## start The records

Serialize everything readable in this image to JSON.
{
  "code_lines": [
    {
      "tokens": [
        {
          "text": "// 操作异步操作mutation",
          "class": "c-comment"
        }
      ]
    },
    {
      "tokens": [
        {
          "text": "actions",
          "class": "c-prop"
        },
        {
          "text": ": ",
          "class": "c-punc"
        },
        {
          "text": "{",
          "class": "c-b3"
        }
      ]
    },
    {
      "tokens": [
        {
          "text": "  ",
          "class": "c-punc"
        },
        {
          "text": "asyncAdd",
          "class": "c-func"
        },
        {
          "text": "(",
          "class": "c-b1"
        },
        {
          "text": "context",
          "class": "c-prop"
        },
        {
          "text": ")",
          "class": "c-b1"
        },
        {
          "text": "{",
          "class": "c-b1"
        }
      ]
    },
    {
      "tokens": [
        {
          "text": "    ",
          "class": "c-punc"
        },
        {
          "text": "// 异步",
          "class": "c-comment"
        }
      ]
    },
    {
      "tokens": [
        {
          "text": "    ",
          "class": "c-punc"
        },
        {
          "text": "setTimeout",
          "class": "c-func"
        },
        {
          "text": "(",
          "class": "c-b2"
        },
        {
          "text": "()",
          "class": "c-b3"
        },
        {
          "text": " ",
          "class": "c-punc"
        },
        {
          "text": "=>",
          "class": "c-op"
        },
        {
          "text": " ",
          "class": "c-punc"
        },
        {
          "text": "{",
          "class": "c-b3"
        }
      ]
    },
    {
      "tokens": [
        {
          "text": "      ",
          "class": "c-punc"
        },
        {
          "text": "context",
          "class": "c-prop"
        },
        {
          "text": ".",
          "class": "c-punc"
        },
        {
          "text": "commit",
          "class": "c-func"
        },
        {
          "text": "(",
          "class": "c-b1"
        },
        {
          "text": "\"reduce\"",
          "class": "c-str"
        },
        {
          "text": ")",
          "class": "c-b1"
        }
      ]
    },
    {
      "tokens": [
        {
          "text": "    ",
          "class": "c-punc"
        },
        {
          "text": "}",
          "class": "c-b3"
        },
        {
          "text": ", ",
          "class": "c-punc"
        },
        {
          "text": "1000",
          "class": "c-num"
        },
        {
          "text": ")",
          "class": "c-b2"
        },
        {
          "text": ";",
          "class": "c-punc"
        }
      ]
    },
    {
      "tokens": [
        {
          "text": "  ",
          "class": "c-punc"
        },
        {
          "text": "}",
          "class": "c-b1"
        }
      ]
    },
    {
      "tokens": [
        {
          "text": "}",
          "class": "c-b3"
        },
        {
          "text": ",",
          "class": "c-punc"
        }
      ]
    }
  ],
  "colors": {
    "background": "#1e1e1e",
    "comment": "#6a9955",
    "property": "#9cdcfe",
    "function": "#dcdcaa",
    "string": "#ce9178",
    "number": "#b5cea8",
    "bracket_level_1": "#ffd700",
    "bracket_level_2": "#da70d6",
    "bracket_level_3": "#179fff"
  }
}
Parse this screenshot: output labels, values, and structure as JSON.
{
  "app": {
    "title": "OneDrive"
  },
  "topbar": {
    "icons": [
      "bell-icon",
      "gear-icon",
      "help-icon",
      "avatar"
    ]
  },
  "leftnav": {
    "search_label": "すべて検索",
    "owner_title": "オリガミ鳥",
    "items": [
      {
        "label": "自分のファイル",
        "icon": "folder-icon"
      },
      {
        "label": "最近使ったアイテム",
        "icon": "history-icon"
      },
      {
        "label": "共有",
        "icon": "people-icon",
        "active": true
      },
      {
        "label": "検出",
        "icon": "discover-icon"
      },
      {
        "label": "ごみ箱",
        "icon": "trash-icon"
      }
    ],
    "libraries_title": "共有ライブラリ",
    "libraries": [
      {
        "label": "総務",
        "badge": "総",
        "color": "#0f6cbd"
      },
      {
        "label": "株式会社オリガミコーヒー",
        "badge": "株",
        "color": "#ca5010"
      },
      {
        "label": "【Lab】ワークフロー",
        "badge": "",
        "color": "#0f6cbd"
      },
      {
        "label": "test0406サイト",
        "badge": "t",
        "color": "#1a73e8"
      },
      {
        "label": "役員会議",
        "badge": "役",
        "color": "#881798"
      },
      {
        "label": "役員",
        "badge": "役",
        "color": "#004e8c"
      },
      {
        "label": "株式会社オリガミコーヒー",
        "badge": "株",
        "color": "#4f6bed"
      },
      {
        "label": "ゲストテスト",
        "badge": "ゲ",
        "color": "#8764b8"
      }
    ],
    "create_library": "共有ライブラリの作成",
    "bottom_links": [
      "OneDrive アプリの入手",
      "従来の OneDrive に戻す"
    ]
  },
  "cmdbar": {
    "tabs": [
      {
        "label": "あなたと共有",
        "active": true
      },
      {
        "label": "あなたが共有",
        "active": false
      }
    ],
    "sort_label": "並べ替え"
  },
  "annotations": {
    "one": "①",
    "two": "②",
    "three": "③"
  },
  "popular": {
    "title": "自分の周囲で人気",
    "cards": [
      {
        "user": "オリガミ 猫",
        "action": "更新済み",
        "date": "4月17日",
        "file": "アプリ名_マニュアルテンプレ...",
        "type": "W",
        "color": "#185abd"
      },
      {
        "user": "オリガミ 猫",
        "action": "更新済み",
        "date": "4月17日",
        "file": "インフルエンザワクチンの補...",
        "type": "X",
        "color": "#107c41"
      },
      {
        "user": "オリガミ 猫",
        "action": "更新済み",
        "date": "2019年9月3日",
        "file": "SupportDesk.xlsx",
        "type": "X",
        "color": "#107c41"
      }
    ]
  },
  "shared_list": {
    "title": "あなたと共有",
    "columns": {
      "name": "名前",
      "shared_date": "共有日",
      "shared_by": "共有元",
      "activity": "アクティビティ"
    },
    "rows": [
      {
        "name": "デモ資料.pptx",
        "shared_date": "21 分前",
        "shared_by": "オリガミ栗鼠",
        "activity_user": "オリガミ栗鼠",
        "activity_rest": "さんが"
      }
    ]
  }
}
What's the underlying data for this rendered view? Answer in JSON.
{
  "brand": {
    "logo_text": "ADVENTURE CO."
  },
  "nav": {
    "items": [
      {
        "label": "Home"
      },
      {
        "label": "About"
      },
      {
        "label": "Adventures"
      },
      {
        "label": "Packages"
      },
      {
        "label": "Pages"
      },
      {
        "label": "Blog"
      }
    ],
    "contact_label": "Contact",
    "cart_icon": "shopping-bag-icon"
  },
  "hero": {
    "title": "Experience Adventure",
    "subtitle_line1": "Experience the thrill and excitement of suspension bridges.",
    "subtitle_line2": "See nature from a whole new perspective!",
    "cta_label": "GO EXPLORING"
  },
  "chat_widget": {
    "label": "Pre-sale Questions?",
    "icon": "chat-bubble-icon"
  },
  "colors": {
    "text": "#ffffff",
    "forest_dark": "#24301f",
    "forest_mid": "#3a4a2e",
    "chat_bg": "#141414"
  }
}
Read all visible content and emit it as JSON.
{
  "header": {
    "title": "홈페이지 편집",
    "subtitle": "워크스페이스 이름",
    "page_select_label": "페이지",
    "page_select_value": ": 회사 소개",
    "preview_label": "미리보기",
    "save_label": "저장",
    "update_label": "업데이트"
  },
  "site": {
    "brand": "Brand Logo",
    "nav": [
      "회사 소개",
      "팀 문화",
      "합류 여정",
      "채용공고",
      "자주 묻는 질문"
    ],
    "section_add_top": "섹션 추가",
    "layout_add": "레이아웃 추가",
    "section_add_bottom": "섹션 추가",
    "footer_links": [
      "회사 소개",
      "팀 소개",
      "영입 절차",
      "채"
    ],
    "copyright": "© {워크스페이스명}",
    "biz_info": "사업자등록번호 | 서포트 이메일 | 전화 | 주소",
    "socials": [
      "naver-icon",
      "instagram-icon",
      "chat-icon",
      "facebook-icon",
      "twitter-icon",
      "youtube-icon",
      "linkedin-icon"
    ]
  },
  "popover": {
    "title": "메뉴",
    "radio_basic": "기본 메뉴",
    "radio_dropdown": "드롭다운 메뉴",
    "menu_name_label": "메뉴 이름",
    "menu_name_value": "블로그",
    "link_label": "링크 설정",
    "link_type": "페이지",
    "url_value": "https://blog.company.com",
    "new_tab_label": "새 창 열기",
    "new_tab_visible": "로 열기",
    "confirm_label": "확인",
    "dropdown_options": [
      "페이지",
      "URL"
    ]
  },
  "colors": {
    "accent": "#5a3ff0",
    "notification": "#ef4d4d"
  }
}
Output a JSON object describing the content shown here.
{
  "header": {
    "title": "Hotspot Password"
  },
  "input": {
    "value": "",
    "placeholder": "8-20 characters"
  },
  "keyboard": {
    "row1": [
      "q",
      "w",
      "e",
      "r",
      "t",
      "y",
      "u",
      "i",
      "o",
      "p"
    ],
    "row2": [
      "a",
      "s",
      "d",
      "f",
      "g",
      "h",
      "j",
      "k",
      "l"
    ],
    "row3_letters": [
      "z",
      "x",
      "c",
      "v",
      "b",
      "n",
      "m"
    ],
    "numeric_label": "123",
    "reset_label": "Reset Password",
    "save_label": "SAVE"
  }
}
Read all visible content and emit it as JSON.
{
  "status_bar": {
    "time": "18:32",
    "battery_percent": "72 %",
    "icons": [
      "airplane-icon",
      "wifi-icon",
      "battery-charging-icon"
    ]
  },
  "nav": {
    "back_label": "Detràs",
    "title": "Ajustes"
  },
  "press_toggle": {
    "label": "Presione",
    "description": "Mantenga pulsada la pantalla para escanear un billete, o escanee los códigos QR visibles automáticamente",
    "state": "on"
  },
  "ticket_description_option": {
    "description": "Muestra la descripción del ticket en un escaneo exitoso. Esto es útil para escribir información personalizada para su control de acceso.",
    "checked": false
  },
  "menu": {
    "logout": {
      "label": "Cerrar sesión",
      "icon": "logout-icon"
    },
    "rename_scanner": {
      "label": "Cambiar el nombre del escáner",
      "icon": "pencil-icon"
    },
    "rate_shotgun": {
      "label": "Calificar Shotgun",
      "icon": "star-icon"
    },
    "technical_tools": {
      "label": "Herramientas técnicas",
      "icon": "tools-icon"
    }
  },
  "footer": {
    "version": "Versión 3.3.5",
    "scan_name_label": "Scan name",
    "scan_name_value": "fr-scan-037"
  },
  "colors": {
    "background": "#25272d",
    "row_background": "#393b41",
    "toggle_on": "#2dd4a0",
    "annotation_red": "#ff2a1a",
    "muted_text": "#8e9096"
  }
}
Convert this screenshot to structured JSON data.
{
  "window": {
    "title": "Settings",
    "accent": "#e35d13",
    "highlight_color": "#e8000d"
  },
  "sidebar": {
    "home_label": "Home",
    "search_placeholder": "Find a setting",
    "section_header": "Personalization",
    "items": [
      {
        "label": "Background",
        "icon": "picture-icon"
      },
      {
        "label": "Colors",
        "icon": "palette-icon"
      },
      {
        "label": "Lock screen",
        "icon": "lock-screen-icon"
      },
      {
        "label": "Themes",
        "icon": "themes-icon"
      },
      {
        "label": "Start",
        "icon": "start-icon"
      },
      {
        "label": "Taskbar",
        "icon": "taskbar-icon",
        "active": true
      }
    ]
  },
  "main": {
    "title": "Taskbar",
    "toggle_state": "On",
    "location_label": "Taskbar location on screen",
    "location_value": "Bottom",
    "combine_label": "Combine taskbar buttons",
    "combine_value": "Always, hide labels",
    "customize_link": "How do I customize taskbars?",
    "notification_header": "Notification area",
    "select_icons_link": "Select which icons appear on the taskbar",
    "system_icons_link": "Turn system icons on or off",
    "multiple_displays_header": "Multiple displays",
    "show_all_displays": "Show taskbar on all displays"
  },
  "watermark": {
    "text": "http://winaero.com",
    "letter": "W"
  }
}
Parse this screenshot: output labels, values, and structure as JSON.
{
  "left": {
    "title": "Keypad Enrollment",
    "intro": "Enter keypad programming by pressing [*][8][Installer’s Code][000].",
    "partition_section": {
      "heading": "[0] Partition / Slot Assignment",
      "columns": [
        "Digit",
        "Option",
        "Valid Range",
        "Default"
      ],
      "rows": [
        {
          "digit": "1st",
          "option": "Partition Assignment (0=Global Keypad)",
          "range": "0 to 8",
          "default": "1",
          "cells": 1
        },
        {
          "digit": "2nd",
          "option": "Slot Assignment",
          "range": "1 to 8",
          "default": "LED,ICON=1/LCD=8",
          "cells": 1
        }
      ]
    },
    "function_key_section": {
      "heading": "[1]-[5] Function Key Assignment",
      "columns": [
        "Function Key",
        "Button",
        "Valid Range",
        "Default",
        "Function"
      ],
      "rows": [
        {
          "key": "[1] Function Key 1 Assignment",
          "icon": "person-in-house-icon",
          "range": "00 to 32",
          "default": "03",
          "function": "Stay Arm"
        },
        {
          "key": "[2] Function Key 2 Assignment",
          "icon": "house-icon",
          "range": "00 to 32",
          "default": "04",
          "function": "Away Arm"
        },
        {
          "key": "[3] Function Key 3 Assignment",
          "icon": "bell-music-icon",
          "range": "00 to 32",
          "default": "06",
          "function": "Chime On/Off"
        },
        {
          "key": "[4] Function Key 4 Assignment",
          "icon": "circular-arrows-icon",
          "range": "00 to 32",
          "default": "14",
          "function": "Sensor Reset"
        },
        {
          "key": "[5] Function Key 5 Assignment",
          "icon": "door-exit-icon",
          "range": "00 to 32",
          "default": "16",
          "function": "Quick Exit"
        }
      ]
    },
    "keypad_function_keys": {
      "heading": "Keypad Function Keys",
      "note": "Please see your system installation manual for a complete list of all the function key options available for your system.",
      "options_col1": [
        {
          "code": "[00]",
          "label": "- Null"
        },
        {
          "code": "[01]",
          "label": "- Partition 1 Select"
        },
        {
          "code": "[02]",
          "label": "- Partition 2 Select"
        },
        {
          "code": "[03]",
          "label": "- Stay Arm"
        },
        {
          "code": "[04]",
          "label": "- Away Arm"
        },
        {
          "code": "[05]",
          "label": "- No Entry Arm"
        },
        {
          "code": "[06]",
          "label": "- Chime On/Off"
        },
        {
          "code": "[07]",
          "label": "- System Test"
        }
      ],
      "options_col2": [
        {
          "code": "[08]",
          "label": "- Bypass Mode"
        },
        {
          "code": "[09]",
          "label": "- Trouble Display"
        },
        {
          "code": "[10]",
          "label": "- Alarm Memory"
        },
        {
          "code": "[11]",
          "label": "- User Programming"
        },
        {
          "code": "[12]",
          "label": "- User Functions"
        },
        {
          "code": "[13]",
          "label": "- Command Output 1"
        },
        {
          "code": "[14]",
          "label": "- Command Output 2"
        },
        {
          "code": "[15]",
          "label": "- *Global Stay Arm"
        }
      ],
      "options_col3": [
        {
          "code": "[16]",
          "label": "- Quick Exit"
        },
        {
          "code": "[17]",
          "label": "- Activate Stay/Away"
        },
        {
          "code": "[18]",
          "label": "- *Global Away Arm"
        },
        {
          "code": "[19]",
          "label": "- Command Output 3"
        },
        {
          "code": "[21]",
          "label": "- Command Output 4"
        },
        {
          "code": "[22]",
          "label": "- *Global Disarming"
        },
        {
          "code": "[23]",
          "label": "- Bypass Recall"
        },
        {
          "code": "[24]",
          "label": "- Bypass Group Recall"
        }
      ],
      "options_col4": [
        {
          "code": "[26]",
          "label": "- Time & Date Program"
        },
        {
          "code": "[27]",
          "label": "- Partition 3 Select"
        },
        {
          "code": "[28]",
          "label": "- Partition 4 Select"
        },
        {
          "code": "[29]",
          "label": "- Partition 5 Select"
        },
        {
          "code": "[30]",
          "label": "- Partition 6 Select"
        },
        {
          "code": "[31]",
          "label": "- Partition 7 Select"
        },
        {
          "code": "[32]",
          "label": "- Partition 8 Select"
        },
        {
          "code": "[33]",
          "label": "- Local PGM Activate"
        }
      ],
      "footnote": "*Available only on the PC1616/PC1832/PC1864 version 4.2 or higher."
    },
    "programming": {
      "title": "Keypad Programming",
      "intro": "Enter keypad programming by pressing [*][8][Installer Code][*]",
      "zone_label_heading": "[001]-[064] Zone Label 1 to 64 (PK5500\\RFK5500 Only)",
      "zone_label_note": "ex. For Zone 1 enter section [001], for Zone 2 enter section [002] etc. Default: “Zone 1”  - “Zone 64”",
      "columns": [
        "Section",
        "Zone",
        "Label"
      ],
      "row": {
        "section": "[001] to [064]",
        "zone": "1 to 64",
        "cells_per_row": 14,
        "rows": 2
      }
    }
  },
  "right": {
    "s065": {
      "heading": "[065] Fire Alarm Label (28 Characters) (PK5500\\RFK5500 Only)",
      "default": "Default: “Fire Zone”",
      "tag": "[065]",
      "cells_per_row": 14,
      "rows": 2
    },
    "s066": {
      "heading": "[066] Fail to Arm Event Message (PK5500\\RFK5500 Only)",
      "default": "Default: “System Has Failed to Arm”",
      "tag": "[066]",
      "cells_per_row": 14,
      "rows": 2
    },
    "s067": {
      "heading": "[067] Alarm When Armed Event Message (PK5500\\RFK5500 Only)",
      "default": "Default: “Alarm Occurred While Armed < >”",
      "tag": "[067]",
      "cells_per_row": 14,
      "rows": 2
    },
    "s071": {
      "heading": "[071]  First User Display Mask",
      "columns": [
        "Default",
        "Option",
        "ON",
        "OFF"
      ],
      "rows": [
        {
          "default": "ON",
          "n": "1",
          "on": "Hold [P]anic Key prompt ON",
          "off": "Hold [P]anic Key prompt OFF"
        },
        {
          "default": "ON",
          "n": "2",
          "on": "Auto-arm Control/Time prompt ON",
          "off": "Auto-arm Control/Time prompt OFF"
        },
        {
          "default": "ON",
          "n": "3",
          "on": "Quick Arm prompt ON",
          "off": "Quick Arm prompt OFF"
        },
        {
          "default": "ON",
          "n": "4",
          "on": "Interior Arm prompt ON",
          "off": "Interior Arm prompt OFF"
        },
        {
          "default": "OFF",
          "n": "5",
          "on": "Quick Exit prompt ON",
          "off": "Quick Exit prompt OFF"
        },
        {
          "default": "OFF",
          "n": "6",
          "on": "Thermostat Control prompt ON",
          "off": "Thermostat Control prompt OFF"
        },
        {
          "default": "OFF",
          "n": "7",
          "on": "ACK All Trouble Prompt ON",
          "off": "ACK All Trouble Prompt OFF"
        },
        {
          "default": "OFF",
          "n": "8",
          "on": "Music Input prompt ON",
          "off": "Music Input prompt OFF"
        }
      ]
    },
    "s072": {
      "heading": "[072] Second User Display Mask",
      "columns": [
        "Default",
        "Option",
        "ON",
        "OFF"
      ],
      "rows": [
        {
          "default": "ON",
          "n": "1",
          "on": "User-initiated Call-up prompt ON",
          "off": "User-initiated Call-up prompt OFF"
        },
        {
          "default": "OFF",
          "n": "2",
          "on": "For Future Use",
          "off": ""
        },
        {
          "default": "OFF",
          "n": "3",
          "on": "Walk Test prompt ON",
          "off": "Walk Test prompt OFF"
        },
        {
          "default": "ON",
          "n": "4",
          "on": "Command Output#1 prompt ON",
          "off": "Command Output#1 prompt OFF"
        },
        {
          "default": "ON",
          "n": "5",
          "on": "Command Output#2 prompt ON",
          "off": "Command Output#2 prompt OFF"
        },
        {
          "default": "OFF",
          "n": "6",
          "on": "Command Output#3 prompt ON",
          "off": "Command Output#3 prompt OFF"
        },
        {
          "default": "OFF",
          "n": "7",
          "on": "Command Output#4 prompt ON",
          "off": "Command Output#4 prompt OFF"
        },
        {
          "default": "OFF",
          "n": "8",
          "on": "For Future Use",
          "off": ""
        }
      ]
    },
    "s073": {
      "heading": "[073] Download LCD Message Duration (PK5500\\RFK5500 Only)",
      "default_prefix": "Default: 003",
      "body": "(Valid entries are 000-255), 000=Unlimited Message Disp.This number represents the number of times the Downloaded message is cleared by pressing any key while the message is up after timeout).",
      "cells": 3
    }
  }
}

## end The records

_Given instruction:_ Go through the records above and copy every line with the word "para".

_Exercise result:_
    "description": "Mantenga pulsada la pantalla para escanear un billete, o escanee los códigos QR visibles automáticamente",
    "description": "Muestra la descripción del ticket en un escaneo exitoso. Esto es útil para escribir información personalizada para su control de acceso.",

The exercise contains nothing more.